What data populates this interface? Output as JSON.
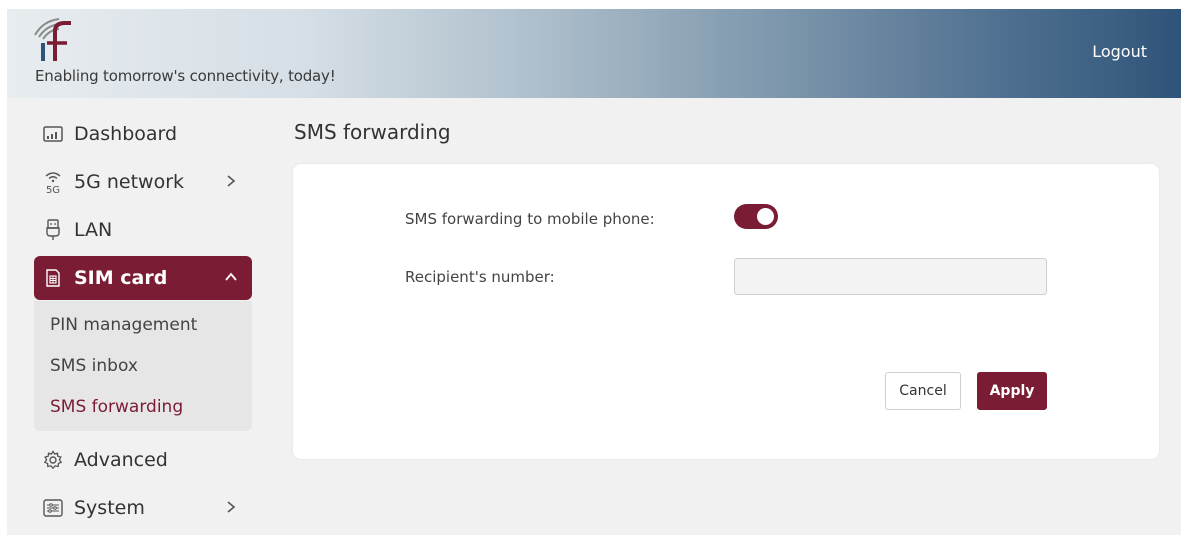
{
  "header": {
    "tagline": "Enabling tomorrow's connectivity, today!",
    "logout_label": "Logout"
  },
  "sidebar": {
    "items": [
      {
        "label": "Dashboard",
        "icon": "dashboard-icon"
      },
      {
        "label": "5G network",
        "icon": "5g-network-icon"
      },
      {
        "label": "LAN",
        "icon": "lan-icon"
      },
      {
        "label": "SIM card",
        "icon": "sim-card-icon"
      },
      {
        "label": "Advanced",
        "icon": "gear-icon"
      },
      {
        "label": "System",
        "icon": "system-icon"
      }
    ],
    "network_badge": "5G",
    "submenu": [
      "PIN management",
      "SMS inbox",
      "SMS forwarding"
    ]
  },
  "main": {
    "title": "SMS forwarding",
    "forwarding_label": "SMS forwarding to mobile phone:",
    "forwarding_enabled": true,
    "recipient_label": "Recipient's number:",
    "recipient_value": "",
    "cancel_label": "Cancel",
    "apply_label": "Apply"
  },
  "colors": {
    "accent": "#7a1c34",
    "header_gradient_start": "#e7ecef",
    "header_gradient_end": "#2f5479"
  }
}
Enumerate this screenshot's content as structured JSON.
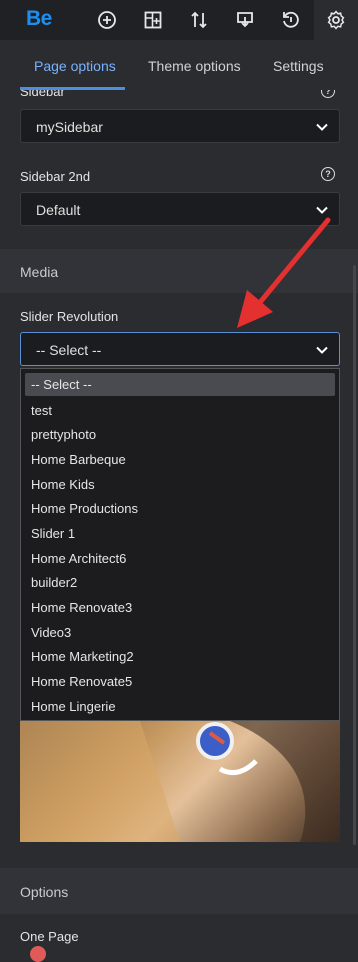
{
  "logo": "Be",
  "topbar_icons": [
    "plus-circle-icon",
    "add-section-icon",
    "sort-icon",
    "download-icon",
    "history-icon",
    "gear-icon"
  ],
  "tabs": [
    {
      "label": "Page options",
      "active": true
    },
    {
      "label": "Theme options",
      "active": false
    },
    {
      "label": "Settings",
      "active": false
    }
  ],
  "sidebar": {
    "label": "Sidebar",
    "value": "mySidebar"
  },
  "sidebar2": {
    "label": "Sidebar 2nd",
    "value": "Default"
  },
  "media_section": {
    "title": "Media"
  },
  "slider": {
    "label": "Slider Revolution",
    "value": "-- Select --",
    "options": [
      "-- Select --",
      "test",
      "prettyphoto",
      "Home Barbeque",
      "Home Kids",
      "Home Productions",
      "Slider 1",
      "Home Architect6",
      "builder2",
      "Home Renovate3",
      "Video3",
      "Home Marketing2",
      "Home Renovate5",
      "Home Lingerie"
    ]
  },
  "options_section": {
    "title": "Options"
  },
  "one_page": {
    "label": "One Page"
  },
  "colors": {
    "accent": "#1e8ef0",
    "tab_active": "#78b2ff",
    "arrow": "#e53030"
  }
}
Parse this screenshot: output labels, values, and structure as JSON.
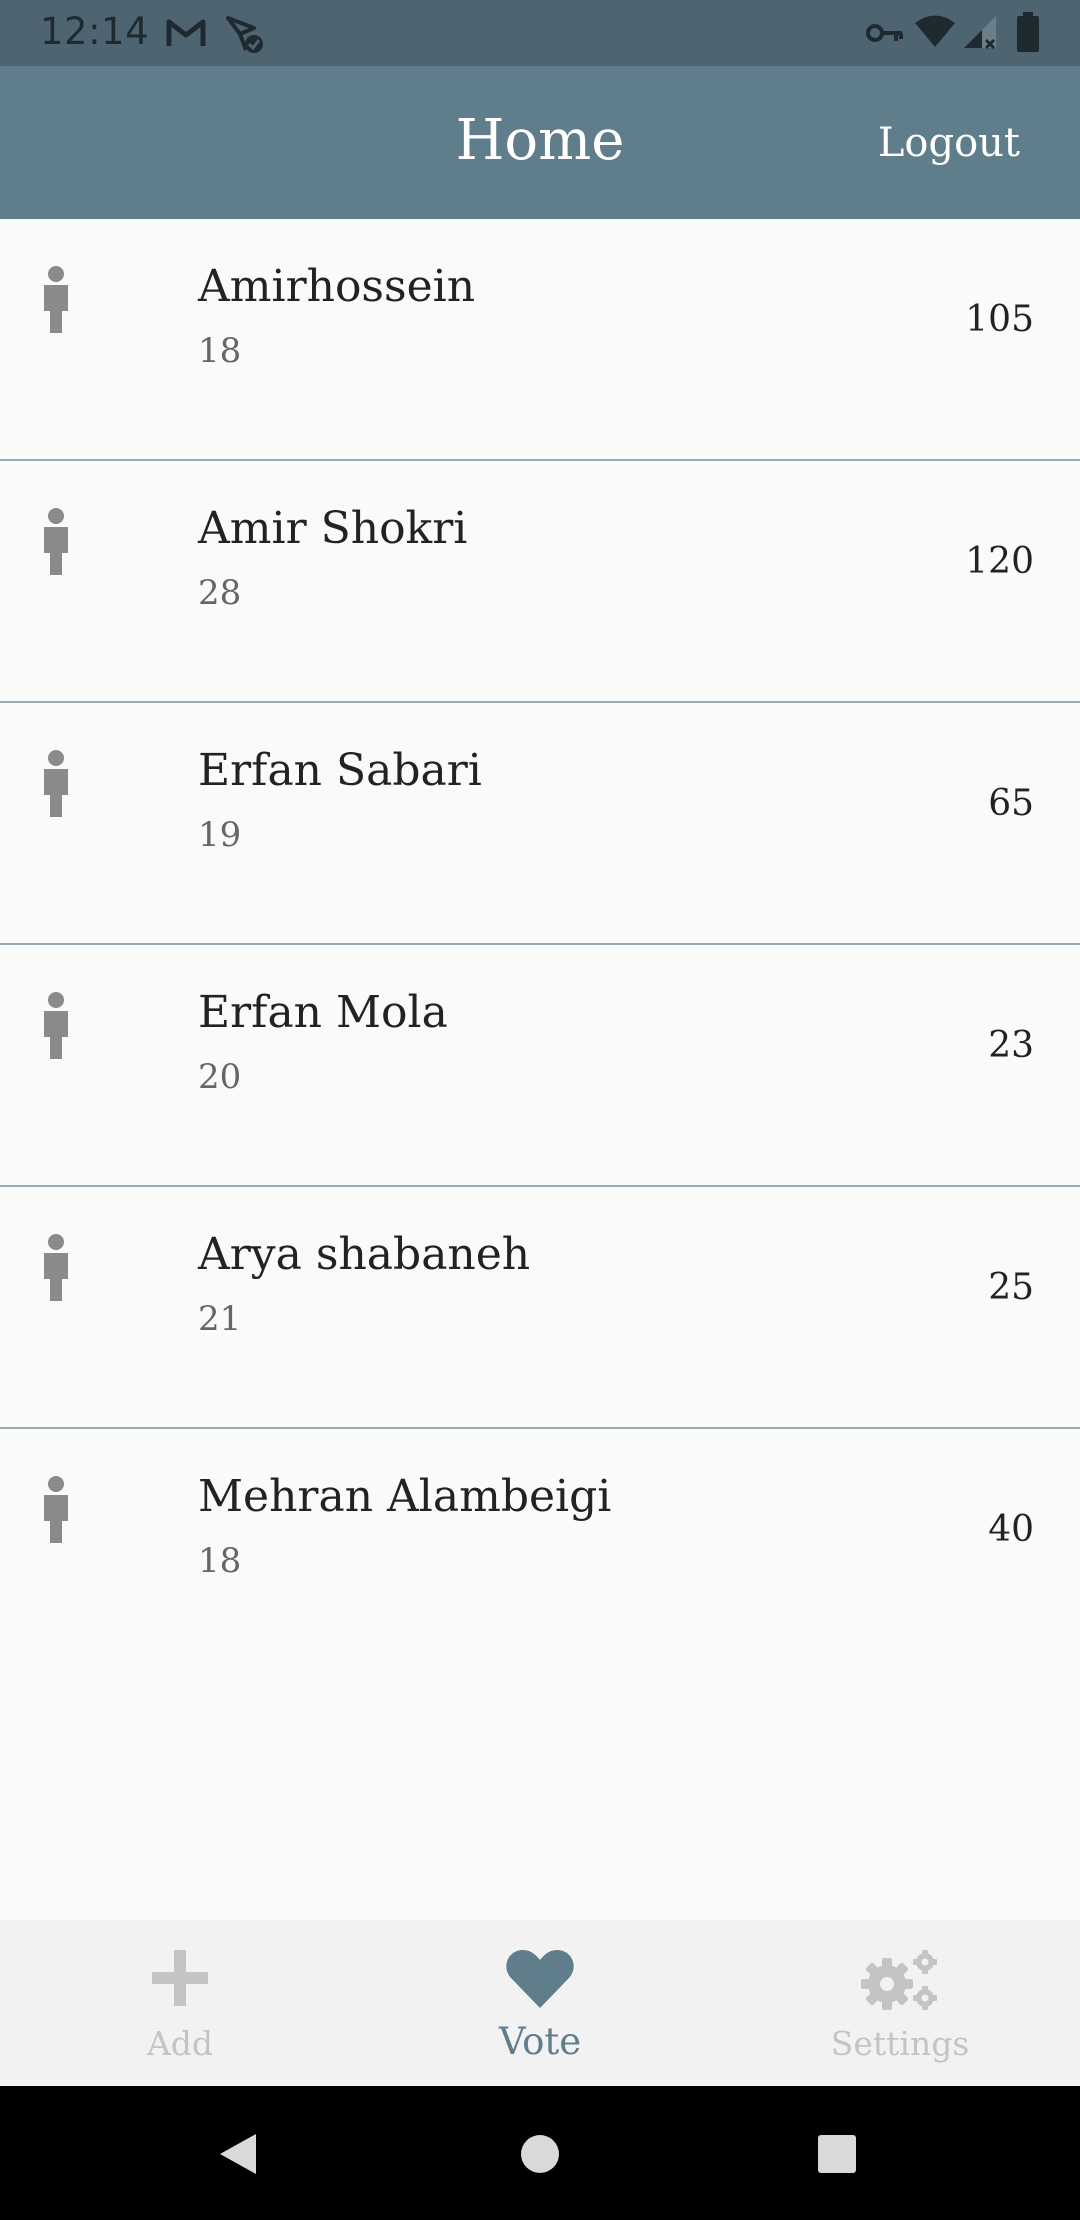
{
  "status_bar": {
    "time": "12:14",
    "icons": [
      "gmail-icon",
      "nfc-check-icon",
      "vpn-key-icon",
      "wifi-icon",
      "signal-icon",
      "battery-icon"
    ]
  },
  "app_bar": {
    "title": "Home",
    "logout_label": "Logout",
    "background": "#607d8b"
  },
  "people": [
    {
      "name": "Amirhossein",
      "age": "18",
      "votes": "105"
    },
    {
      "name": "Amir Shokri",
      "age": "28",
      "votes": "120"
    },
    {
      "name": "Erfan Sabari",
      "age": "19",
      "votes": "65"
    },
    {
      "name": "Erfan Mola",
      "age": "20",
      "votes": "23"
    },
    {
      "name": "Arya shabaneh",
      "age": "21",
      "votes": "25"
    },
    {
      "name": "Mehran Alambeigi",
      "age": "18",
      "votes": "40"
    }
  ],
  "bottom_nav": {
    "items": [
      {
        "label": "Add",
        "icon": "plus-icon",
        "active": false
      },
      {
        "label": "Vote",
        "icon": "heart-icon",
        "active": true
      },
      {
        "label": "Settings",
        "icon": "gears-icon",
        "active": false
      }
    ],
    "active_color": "#607d8b",
    "inactive_color": "#c4c4c4"
  },
  "system_nav": {
    "icons": [
      "back-icon",
      "home-icon",
      "recents-icon"
    ]
  }
}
--------
What you should do: Leaving out every picture, transcribe exactly the lines from the line that contains "Parse this screenshot: output" through the final line of the entries above.

Task solution:
Parse this screenshot: output labels, values, and structure as JSON.
{
  "status_bar": {
    "time": "12:14",
    "icons": [
      "gmail-icon",
      "nfc-check-icon",
      "vpn-key-icon",
      "wifi-icon",
      "signal-icon",
      "battery-icon"
    ]
  },
  "app_bar": {
    "title": "Home",
    "logout_label": "Logout",
    "background": "#607d8b"
  },
  "people": [
    {
      "name": "Amirhossein",
      "age": "18",
      "votes": "105"
    },
    {
      "name": "Amir Shokri",
      "age": "28",
      "votes": "120"
    },
    {
      "name": "Erfan Sabari",
      "age": "19",
      "votes": "65"
    },
    {
      "name": "Erfan Mola",
      "age": "20",
      "votes": "23"
    },
    {
      "name": "Arya shabaneh",
      "age": "21",
      "votes": "25"
    },
    {
      "name": "Mehran Alambeigi",
      "age": "18",
      "votes": "40"
    }
  ],
  "bottom_nav": {
    "items": [
      {
        "label": "Add",
        "icon": "plus-icon",
        "active": false
      },
      {
        "label": "Vote",
        "icon": "heart-icon",
        "active": true
      },
      {
        "label": "Settings",
        "icon": "gears-icon",
        "active": false
      }
    ],
    "active_color": "#607d8b",
    "inactive_color": "#c4c4c4"
  },
  "system_nav": {
    "icons": [
      "back-icon",
      "home-icon",
      "recents-icon"
    ]
  }
}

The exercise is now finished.